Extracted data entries
^^^^^^^^^^^^^^^^

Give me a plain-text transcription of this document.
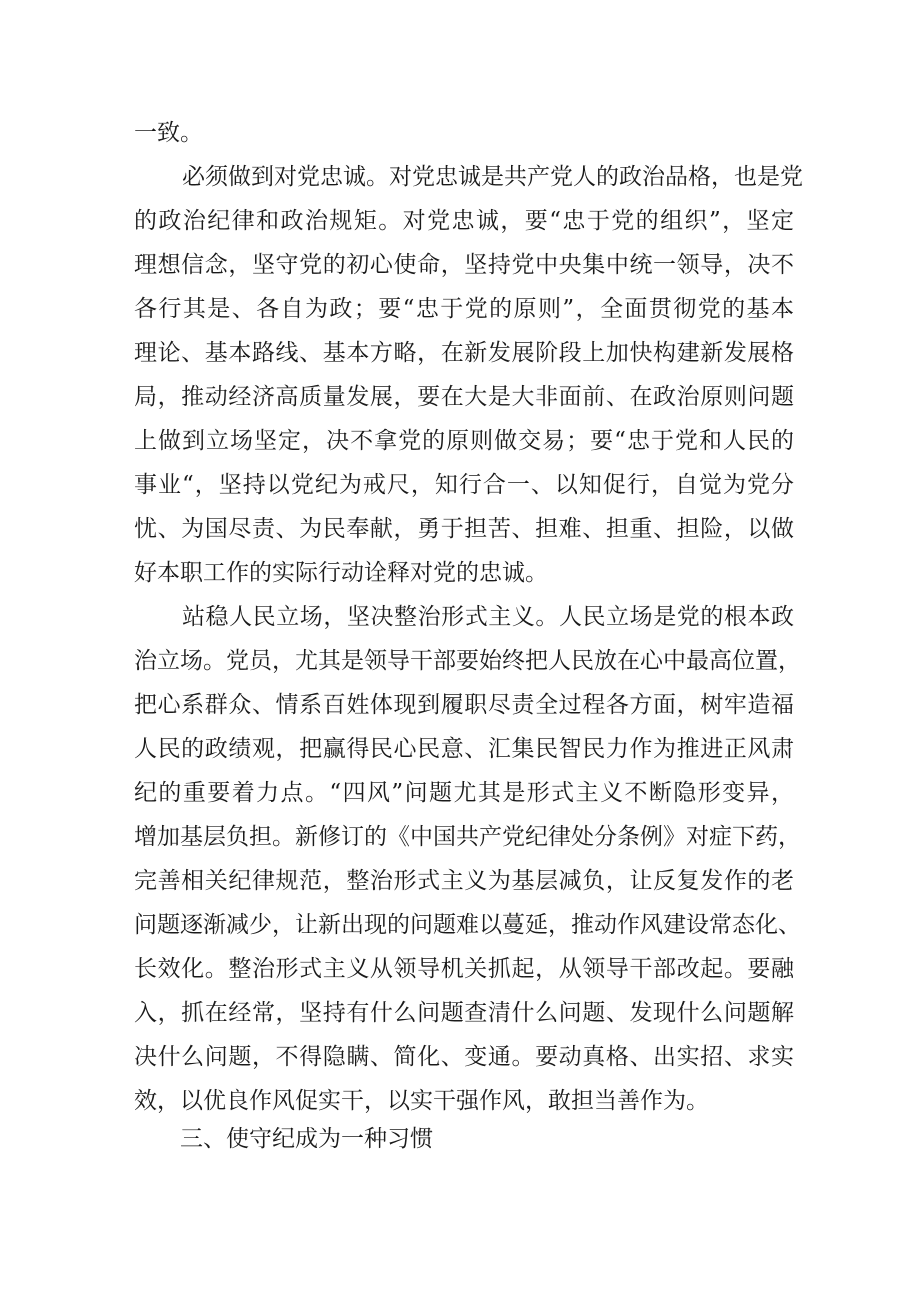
一致。
必须做到对党忠诚。对党忠诚是共产党人的政治品格，也是党
的政治纪律和政治规矩。对党忠诚，要“忠于党的组织”，坚定
理想信念，坚守党的初心使命，坚持党中央集中统一领导，决不
各行其是、各自为政；要“忠于党的原则”，全面贯彻党的基本
理论、基本路线、基本方略，在新发展阶段上加快构建新发展格
局，推动经济高质量发展，要在大是大非面前、在政治原则问题
上做到立场坚定，决不拿党的原则做交易；要“忠于党和人民的
事业“，坚持以党纪为戒尺，知行合一、以知促行，自觉为党分
忧、为国尽责、为民奉献，勇于担苦、担难、担重、担险，以做
好本职工作的实际行动诠释对党的忠诚。
站稳人民立场，坚决整治形式主义。人民立场是党的根本政
治立场。党员，尤其是领导干部要始终把人民放在心中最高位置，
把心系群众、情系百姓体现到履职尽责全过程各方面，树牢造福
人民的政绩观，把赢得民心民意、汇集民智民力作为推进正风肃
纪的重要着力点。“四风”问题尤其是形式主义不断隐形变异，
增加基层负担。新修订的《中国共产党纪律处分条例》对症下药，
完善相关纪律规范，整治形式主义为基层减负，让反复发作的老
问题逐渐减少，让新出现的问题难以蔓延，推动作风建设常态化、
长效化。整治形式主义从领导机关抓起，从领导干部改起。要融
入，抓在经常，坚持有什么问题查清什么问题、发现什么问题解
决什么问题，不得隐瞒、简化、变通。要动真格、出实招、求实
效，以优良作风促实干，以实干强作风，敢担当善作为。
三、使守纪成为一种习惯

^^^^^^^^^^^^^^^^

**The request**
Reproduce all entries without any change, and omit the pictures.

**Result**
Give me a plain-text transcription of this document.
一致。
必须做到对党忠诚。对党忠诚是共产党人的政治品格，也是党
的政治纪律和政治规矩。对党忠诚，要“忠于党的组织”，坚定
理想信念，坚守党的初心使命，坚持党中央集中统一领导，决不
各行其是、各自为政；要“忠于党的原则”，全面贯彻党的基本
理论、基本路线、基本方略，在新发展阶段上加快构建新发展格
局，推动经济高质量发展，要在大是大非面前、在政治原则问题
上做到立场坚定，决不拿党的原则做交易；要“忠于党和人民的
事业“，坚持以党纪为戒尺，知行合一、以知促行，自觉为党分
忧、为国尽责、为民奉献，勇于担苦、担难、担重、担险，以做
好本职工作的实际行动诠释对党的忠诚。
站稳人民立场，坚决整治形式主义。人民立场是党的根本政
治立场。党员，尤其是领导干部要始终把人民放在心中最高位置，
把心系群众、情系百姓体现到履职尽责全过程各方面，树牢造福
人民的政绩观，把赢得民心民意、汇集民智民力作为推进正风肃
纪的重要着力点。“四风”问题尤其是形式主义不断隐形变异，
增加基层负担。新修订的《中国共产党纪律处分条例》对症下药，
完善相关纪律规范，整治形式主义为基层减负，让反复发作的老
问题逐渐减少，让新出现的问题难以蔓延，推动作风建设常态化、
长效化。整治形式主义从领导机关抓起，从领导干部改起。要融
入，抓在经常，坚持有什么问题查清什么问题、发现什么问题解
决什么问题，不得隐瞒、简化、变通。要动真格、出实招、求实
效，以优良作风促实干，以实干强作风，敢担当善作为。
三、使守纪成为一种习惯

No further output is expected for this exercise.